What lines of the data hold the string "content"? Pull each one out.

::: Extracted information :::

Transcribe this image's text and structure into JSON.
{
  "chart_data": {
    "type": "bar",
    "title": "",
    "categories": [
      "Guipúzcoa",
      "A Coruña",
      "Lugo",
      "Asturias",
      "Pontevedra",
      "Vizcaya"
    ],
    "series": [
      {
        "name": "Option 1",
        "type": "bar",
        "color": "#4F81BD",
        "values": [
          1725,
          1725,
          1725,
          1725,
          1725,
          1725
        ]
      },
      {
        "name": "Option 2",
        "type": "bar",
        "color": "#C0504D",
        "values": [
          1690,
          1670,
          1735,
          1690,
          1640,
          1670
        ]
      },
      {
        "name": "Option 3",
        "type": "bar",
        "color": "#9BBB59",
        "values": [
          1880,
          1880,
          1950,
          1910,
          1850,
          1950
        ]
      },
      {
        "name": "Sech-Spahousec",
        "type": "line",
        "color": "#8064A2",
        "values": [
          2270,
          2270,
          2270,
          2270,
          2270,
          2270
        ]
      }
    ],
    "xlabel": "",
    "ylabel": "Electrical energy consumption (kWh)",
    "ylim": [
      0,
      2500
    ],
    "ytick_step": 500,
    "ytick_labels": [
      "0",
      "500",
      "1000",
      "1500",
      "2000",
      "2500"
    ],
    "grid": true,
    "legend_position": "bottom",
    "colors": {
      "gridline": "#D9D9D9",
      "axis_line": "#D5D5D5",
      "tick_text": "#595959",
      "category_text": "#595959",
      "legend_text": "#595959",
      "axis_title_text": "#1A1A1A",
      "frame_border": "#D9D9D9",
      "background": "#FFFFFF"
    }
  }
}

:::
::: Extracted information :::

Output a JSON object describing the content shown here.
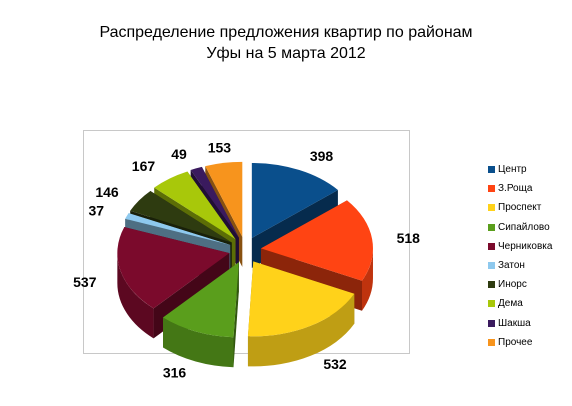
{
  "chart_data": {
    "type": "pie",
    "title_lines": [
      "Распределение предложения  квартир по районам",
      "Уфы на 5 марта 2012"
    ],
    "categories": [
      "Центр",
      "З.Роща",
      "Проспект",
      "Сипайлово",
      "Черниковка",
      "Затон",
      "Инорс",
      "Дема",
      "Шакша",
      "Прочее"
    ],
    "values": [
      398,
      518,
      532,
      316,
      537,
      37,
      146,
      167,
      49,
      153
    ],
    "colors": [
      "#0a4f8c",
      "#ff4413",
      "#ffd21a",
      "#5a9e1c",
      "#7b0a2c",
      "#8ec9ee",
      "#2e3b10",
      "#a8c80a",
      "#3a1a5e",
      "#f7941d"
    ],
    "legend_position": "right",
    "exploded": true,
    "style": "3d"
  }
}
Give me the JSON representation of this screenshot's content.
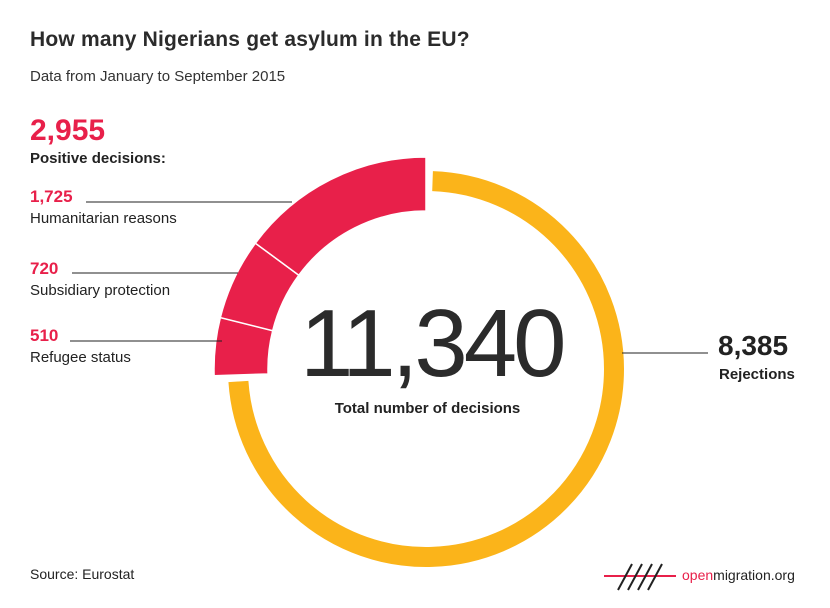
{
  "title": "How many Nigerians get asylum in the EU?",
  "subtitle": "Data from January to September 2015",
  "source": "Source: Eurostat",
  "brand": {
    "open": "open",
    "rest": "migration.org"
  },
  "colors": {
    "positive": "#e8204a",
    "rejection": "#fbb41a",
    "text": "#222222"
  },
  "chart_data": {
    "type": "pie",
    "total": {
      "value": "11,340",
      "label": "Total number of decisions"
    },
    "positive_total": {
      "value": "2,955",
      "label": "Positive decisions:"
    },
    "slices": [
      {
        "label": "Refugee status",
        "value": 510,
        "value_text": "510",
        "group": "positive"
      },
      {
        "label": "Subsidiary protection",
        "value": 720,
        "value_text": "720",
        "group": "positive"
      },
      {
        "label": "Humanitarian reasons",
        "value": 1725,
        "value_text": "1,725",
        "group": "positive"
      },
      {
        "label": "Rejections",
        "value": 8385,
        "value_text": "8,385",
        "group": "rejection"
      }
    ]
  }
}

:::

• **In response**
Output a JSON object describing the content shown here.
Give me the JSON representation of this screenshot's content.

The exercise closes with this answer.